» THE PROBLEM
In the data below, find every line with the string "submenu" and pull it out.

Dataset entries
---

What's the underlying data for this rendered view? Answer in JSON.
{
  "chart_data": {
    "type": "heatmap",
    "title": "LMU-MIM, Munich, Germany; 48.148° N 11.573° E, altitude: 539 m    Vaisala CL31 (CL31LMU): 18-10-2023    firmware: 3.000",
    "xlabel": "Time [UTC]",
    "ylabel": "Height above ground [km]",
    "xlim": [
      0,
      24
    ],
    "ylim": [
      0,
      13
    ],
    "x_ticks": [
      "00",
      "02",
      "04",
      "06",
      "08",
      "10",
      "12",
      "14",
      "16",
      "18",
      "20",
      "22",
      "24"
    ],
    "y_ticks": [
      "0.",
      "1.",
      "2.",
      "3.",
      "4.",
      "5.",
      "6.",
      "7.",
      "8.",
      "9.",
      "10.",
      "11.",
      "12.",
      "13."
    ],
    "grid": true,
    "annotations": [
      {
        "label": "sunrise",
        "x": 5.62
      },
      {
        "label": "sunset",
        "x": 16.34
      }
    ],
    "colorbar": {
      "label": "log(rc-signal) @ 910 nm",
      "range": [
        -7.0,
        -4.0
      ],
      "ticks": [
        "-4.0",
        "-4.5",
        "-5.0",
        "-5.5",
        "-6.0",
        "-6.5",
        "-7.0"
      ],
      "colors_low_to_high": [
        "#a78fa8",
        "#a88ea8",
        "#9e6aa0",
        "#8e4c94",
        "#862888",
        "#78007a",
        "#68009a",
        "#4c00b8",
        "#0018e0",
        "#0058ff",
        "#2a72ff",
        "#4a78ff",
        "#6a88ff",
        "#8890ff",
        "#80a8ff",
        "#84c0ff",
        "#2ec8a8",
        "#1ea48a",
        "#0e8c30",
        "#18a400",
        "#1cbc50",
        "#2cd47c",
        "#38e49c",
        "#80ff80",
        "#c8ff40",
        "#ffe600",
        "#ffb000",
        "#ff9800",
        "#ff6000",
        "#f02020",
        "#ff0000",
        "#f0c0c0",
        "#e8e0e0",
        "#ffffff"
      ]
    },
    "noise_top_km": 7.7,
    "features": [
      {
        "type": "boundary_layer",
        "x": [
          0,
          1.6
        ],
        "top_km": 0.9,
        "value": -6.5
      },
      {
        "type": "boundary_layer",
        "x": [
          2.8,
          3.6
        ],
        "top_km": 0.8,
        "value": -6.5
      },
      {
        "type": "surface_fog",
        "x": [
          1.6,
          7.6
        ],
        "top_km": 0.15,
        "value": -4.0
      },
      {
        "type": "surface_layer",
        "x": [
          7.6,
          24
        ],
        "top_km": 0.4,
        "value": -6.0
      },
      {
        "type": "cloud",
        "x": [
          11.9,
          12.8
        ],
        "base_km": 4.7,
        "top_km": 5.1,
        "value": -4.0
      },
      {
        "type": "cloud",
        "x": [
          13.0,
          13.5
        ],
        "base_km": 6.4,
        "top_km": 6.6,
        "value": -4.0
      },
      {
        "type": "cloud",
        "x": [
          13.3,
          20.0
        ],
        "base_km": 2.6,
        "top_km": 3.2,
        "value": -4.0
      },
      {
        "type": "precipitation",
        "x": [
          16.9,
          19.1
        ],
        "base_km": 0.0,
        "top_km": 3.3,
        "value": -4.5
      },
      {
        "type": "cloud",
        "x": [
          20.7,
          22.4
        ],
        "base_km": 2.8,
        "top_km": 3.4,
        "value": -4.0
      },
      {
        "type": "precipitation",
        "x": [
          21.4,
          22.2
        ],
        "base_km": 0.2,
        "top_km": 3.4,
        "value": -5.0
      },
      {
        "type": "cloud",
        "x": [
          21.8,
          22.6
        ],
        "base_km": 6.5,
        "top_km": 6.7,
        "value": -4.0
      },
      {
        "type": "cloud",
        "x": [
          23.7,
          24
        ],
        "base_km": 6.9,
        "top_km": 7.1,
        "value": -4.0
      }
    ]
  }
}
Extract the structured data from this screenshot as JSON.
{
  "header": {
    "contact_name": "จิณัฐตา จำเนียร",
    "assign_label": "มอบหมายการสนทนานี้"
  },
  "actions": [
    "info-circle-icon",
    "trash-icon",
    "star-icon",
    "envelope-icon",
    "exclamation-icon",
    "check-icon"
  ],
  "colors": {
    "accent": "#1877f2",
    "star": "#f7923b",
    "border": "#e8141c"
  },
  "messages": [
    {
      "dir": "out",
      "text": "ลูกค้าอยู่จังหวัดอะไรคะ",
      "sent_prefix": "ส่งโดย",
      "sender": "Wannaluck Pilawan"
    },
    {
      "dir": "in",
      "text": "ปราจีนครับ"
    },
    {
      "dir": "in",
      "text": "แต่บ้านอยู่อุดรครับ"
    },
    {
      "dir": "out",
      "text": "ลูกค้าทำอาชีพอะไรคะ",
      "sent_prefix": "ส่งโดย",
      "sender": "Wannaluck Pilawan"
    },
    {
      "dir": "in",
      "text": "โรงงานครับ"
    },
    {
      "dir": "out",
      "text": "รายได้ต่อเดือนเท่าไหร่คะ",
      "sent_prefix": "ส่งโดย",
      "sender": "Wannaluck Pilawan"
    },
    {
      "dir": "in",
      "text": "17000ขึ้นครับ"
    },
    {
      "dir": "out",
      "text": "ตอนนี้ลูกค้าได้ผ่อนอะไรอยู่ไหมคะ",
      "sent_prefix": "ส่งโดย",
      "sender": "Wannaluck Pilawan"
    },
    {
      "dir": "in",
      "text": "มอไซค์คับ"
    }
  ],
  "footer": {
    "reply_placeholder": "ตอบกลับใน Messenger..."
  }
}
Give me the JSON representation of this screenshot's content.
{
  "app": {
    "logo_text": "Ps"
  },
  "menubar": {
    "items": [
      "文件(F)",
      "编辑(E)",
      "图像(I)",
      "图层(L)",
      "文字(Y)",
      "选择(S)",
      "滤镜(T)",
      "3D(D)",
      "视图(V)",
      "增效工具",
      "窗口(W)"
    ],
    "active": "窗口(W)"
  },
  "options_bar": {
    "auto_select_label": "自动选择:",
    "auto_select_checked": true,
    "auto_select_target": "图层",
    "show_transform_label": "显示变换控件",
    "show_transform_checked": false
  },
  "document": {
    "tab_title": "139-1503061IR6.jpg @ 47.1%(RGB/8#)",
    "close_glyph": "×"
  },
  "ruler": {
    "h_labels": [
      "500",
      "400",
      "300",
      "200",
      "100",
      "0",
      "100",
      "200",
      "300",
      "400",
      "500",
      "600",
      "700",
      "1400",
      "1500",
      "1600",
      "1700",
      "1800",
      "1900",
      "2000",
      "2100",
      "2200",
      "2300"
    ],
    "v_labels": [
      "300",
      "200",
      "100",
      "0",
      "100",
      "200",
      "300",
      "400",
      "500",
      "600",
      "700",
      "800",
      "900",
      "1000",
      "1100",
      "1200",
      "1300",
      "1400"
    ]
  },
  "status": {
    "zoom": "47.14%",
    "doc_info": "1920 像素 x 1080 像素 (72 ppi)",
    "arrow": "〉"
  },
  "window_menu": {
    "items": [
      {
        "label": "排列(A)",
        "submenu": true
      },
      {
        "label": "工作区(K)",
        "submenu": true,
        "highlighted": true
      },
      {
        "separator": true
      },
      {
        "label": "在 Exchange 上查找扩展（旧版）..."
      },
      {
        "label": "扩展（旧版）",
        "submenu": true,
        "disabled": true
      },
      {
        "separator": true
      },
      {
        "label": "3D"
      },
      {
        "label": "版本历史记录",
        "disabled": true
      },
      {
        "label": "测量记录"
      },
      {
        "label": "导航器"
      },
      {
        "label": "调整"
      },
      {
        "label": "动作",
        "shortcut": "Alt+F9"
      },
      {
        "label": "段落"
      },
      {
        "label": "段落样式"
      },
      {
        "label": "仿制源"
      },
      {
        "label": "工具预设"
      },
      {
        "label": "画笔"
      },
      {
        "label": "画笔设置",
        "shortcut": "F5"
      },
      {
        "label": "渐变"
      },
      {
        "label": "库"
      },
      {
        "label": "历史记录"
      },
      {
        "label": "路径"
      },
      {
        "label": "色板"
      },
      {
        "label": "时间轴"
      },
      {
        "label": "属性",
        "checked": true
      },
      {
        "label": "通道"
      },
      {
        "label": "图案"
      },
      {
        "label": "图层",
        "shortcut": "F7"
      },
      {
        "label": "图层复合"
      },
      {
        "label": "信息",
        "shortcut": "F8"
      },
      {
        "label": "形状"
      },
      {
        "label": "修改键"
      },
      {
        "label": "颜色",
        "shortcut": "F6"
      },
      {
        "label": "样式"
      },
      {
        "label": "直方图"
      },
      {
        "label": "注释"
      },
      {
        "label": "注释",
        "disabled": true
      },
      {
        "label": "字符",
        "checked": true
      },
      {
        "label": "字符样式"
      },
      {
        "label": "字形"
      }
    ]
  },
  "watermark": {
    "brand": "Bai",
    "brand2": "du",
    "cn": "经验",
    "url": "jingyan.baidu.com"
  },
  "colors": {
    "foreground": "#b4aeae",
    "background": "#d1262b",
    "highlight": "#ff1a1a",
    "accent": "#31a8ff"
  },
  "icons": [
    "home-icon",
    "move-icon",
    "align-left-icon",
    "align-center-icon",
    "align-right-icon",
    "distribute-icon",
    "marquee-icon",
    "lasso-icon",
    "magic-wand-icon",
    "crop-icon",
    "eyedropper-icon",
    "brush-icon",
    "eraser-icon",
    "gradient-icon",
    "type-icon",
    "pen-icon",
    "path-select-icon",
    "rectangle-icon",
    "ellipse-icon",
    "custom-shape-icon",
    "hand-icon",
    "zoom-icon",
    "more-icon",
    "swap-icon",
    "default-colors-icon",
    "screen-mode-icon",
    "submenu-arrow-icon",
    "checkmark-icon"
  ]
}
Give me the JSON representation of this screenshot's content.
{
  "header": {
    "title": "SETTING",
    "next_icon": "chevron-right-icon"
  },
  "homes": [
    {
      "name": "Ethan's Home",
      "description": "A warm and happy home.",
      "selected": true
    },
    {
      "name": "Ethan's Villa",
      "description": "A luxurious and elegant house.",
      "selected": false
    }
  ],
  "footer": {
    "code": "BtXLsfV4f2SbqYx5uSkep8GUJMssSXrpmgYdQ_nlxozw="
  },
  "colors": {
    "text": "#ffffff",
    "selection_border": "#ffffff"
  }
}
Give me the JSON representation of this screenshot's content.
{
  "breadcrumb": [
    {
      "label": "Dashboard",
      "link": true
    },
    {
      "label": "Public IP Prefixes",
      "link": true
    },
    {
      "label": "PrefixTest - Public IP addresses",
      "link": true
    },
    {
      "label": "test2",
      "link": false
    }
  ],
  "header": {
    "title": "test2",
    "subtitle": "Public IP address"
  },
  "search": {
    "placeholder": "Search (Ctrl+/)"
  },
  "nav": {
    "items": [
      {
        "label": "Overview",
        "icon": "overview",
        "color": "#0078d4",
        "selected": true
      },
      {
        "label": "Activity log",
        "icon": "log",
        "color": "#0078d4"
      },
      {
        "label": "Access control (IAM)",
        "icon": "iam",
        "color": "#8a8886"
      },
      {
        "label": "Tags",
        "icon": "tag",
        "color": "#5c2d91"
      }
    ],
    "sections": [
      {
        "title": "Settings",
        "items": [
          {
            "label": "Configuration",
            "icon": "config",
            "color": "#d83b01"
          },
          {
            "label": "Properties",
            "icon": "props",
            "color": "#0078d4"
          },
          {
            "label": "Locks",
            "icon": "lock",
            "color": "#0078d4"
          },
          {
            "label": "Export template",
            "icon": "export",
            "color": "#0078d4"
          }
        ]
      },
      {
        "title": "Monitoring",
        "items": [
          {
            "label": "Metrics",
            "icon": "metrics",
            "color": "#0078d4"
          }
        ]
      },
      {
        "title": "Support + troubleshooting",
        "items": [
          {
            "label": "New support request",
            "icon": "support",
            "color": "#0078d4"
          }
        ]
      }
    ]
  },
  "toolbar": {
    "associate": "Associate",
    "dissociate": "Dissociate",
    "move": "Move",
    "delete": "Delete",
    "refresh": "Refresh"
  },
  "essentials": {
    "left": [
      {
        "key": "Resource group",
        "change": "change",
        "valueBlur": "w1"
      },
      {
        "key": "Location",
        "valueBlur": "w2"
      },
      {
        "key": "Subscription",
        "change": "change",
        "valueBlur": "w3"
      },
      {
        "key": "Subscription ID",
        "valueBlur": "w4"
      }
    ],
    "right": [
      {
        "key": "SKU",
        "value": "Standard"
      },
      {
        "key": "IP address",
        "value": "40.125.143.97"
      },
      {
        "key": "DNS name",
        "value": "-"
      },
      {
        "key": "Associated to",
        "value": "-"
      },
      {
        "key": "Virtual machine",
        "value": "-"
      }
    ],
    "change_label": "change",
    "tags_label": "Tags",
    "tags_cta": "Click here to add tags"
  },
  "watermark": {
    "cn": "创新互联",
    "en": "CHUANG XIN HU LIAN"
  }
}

---

» THE ANSWER
        "submenu": true
        "submenu": true,
        "submenu": true,
    "submenu-arrow-icon",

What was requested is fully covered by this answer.